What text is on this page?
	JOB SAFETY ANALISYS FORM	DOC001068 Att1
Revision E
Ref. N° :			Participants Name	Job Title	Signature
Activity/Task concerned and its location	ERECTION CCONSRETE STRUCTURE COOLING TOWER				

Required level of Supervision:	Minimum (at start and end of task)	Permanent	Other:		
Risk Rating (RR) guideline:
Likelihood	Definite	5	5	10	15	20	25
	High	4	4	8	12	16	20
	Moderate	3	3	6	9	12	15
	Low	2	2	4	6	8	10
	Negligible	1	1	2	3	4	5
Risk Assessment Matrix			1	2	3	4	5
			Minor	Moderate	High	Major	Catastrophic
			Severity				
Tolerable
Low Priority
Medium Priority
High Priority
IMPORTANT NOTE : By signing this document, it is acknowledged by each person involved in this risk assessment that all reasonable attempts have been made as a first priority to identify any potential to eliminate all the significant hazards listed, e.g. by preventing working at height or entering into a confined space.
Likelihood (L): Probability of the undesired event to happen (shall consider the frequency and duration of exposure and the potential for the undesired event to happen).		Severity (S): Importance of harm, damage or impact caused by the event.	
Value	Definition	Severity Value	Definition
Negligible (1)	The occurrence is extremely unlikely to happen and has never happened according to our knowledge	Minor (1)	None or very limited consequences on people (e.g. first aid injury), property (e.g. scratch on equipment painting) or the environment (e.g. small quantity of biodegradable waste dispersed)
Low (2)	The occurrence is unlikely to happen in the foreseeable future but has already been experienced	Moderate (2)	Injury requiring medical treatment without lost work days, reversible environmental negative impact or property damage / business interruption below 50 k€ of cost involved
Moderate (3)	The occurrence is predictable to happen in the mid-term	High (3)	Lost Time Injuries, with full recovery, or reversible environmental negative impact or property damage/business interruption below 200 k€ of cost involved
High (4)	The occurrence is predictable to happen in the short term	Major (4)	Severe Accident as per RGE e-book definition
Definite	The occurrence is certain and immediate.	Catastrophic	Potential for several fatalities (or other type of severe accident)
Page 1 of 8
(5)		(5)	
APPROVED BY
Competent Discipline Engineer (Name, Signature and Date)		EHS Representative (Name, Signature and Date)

------------

> EXERCISE PROMPT
Retype the material above, line by line, exactly.

> SOLUTION TO THE PROBLEM
What text is on this page?
	JOB SAFETY ANALISYS FORM	DOC001068 Att1
Revision E
Ref. N° :			Participants Name	Job Title	Signature
Activity/Task concerned and its location	ERECTION CCONSRETE STRUCTURE COOLING TOWER				

Required level of Supervision:	Minimum (at start and end of task)	Permanent	Other:		
Risk Rating (RR) guideline:
Likelihood	Definite	5	5	10	15	20	25
	High	4	4	8	12	16	20
	Moderate	3	3	6	9	12	15
	Low	2	2	4	6	8	10
	Negligible	1	1	2	3	4	5
Risk Assessment Matrix			1	2	3	4	5
			Minor	Moderate	High	Major	Catastrophic
			Severity				
Tolerable
Low Priority
Medium Priority
High Priority
IMPORTANT NOTE : By signing this document, it is acknowledged by each person involved in this risk assessment that all reasonable attempts have been made as a first priority to identify any potential to eliminate all the significant hazards listed, e.g. by preventing working at height or entering into a confined space.
Likelihood (L): Probability of the undesired event to happen (shall consider the frequency and duration of exposure and the potential for the undesired event to happen).		Severity (S): Importance of harm, damage or impact caused by the event.	
Value	Definition	Severity Value	Definition
Negligible (1)	The occurrence is extremely unlikely to happen and has never happened according to our knowledge	Minor (1)	None or very limited consequences on people (e.g. first aid injury), property (e.g. scratch on equipment painting) or the environment (e.g. small quantity of biodegradable waste dispersed)
Low (2)	The occurrence is unlikely to happen in the foreseeable future but has already been experienced	Moderate (2)	Injury requiring medical treatment without lost work days, reversible environmental negative impact or property damage / business interruption below 50 k€ of cost involved
Moderate (3)	The occurrence is predictable to happen in the mid-term	High (3)	Lost Time Injuries, with full recovery, or reversible environmental negative impact or property damage/business interruption below 200 k€ of cost involved
High (4)	The occurrence is predictable to happen in the short term	Major (4)	Severe Accident as per RGE e-book definition
Definite	The occurrence is certain and immediate.	Catastrophic	Potential for several fatalities (or other type of severe accident)
Page 1 of 8
(5)		(5)	
APPROVED BY
Competent Discipline Engineer (Name, Signature and Date)		EHS Representative (Name, Signature and Date)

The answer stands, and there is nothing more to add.